Data for the task ::
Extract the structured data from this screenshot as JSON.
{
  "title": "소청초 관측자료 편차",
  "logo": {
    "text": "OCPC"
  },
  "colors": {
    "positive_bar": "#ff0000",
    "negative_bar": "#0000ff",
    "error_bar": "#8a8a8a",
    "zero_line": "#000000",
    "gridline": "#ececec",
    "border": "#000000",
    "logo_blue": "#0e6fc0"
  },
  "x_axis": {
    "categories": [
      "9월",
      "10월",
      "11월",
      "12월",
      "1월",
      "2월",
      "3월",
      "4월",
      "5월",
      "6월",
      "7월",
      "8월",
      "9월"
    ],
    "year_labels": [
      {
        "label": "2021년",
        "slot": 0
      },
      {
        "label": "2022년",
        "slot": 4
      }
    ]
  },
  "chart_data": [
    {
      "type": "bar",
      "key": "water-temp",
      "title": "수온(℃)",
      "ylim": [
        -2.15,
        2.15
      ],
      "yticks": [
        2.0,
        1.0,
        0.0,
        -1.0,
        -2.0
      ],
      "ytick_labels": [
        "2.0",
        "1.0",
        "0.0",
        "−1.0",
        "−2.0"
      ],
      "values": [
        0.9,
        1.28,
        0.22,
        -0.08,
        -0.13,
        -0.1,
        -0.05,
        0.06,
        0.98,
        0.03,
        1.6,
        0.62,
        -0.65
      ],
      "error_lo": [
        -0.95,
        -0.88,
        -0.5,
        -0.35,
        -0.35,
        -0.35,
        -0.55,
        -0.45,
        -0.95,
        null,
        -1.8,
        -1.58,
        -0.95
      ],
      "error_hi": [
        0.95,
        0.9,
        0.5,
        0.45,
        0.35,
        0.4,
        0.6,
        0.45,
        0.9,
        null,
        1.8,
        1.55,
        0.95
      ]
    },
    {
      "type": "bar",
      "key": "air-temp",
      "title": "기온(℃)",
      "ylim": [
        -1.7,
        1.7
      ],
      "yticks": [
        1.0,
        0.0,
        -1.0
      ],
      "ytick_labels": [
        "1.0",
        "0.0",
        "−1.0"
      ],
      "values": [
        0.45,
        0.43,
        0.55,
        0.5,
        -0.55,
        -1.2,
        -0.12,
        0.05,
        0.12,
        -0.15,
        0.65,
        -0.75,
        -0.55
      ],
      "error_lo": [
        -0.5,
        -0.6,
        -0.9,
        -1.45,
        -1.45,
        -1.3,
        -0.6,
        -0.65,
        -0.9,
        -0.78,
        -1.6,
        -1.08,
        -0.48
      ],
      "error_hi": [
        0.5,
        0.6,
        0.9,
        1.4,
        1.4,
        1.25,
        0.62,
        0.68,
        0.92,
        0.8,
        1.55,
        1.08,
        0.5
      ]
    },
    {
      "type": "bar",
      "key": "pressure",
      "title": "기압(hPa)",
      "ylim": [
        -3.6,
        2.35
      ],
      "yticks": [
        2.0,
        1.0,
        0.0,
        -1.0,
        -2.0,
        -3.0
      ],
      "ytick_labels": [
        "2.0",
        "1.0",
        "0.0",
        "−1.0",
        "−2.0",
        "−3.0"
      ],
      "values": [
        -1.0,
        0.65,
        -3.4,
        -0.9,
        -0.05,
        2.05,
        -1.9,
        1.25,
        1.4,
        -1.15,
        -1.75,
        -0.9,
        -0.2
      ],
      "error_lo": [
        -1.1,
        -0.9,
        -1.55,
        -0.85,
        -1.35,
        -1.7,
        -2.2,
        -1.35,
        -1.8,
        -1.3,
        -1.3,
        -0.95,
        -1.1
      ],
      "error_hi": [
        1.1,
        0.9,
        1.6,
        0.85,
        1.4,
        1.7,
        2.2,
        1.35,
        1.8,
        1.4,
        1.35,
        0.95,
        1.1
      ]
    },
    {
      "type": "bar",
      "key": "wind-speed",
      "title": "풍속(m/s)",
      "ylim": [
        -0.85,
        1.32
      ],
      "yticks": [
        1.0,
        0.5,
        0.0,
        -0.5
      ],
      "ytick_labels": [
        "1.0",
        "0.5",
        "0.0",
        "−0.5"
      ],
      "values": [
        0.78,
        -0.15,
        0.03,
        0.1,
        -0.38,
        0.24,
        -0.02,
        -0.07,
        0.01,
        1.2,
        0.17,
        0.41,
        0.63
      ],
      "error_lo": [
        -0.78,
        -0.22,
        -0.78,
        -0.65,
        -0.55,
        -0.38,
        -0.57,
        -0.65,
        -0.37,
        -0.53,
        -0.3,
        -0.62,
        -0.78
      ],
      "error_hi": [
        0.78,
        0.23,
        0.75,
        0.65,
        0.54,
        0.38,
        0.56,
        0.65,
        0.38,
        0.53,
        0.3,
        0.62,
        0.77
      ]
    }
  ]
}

Stated goal :: Write out the entries in full, exactly as given.

Result of this exercise ::
Extract the structured data from this screenshot as JSON.
{
  "title": "소청초 관측자료 편차",
  "logo": {
    "text": "OCPC"
  },
  "colors": {
    "positive_bar": "#ff0000",
    "negative_bar": "#0000ff",
    "error_bar": "#8a8a8a",
    "zero_line": "#000000",
    "gridline": "#ececec",
    "border": "#000000",
    "logo_blue": "#0e6fc0"
  },
  "x_axis": {
    "categories": [
      "9월",
      "10월",
      "11월",
      "12월",
      "1월",
      "2월",
      "3월",
      "4월",
      "5월",
      "6월",
      "7월",
      "8월",
      "9월"
    ],
    "year_labels": [
      {
        "label": "2021년",
        "slot": 0
      },
      {
        "label": "2022년",
        "slot": 4
      }
    ]
  },
  "chart_data": [
    {
      "type": "bar",
      "key": "water-temp",
      "title": "수온(℃)",
      "ylim": [
        -2.15,
        2.15
      ],
      "yticks": [
        2.0,
        1.0,
        0.0,
        -1.0,
        -2.0
      ],
      "ytick_labels": [
        "2.0",
        "1.0",
        "0.0",
        "−1.0",
        "−2.0"
      ],
      "values": [
        0.9,
        1.28,
        0.22,
        -0.08,
        -0.13,
        -0.1,
        -0.05,
        0.06,
        0.98,
        0.03,
        1.6,
        0.62,
        -0.65
      ],
      "error_lo": [
        -0.95,
        -0.88,
        -0.5,
        -0.35,
        -0.35,
        -0.35,
        -0.55,
        -0.45,
        -0.95,
        null,
        -1.8,
        -1.58,
        -0.95
      ],
      "error_hi": [
        0.95,
        0.9,
        0.5,
        0.45,
        0.35,
        0.4,
        0.6,
        0.45,
        0.9,
        null,
        1.8,
        1.55,
        0.95
      ]
    },
    {
      "type": "bar",
      "key": "air-temp",
      "title": "기온(℃)",
      "ylim": [
        -1.7,
        1.7
      ],
      "yticks": [
        1.0,
        0.0,
        -1.0
      ],
      "ytick_labels": [
        "1.0",
        "0.0",
        "−1.0"
      ],
      "values": [
        0.45,
        0.43,
        0.55,
        0.5,
        -0.55,
        -1.2,
        -0.12,
        0.05,
        0.12,
        -0.15,
        0.65,
        -0.75,
        -0.55
      ],
      "error_lo": [
        -0.5,
        -0.6,
        -0.9,
        -1.45,
        -1.45,
        -1.3,
        -0.6,
        -0.65,
        -0.9,
        -0.78,
        -1.6,
        -1.08,
        -0.48
      ],
      "error_hi": [
        0.5,
        0.6,
        0.9,
        1.4,
        1.4,
        1.25,
        0.62,
        0.68,
        0.92,
        0.8,
        1.55,
        1.08,
        0.5
      ]
    },
    {
      "type": "bar",
      "key": "pressure",
      "title": "기압(hPa)",
      "ylim": [
        -3.6,
        2.35
      ],
      "yticks": [
        2.0,
        1.0,
        0.0,
        -1.0,
        -2.0,
        -3.0
      ],
      "ytick_labels": [
        "2.0",
        "1.0",
        "0.0",
        "−1.0",
        "−2.0",
        "−3.0"
      ],
      "values": [
        -1.0,
        0.65,
        -3.4,
        -0.9,
        -0.05,
        2.05,
        -1.9,
        1.25,
        1.4,
        -1.15,
        -1.75,
        -0.9,
        -0.2
      ],
      "error_lo": [
        -1.1,
        -0.9,
        -1.55,
        -0.85,
        -1.35,
        -1.7,
        -2.2,
        -1.35,
        -1.8,
        -1.3,
        -1.3,
        -0.95,
        -1.1
      ],
      "error_hi": [
        1.1,
        0.9,
        1.6,
        0.85,
        1.4,
        1.7,
        2.2,
        1.35,
        1.8,
        1.4,
        1.35,
        0.95,
        1.1
      ]
    },
    {
      "type": "bar",
      "key": "wind-speed",
      "title": "풍속(m/s)",
      "ylim": [
        -0.85,
        1.32
      ],
      "yticks": [
        1.0,
        0.5,
        0.0,
        -0.5
      ],
      "ytick_labels": [
        "1.0",
        "0.5",
        "0.0",
        "−0.5"
      ],
      "values": [
        0.78,
        -0.15,
        0.03,
        0.1,
        -0.38,
        0.24,
        -0.02,
        -0.07,
        0.01,
        1.2,
        0.17,
        0.41,
        0.63
      ],
      "error_lo": [
        -0.78,
        -0.22,
        -0.78,
        -0.65,
        -0.55,
        -0.38,
        -0.57,
        -0.65,
        -0.37,
        -0.53,
        -0.3,
        -0.62,
        -0.78
      ],
      "error_hi": [
        0.78,
        0.23,
        0.75,
        0.65,
        0.54,
        0.38,
        0.56,
        0.65,
        0.38,
        0.53,
        0.3,
        0.62,
        0.77
      ]
    }
  ]
}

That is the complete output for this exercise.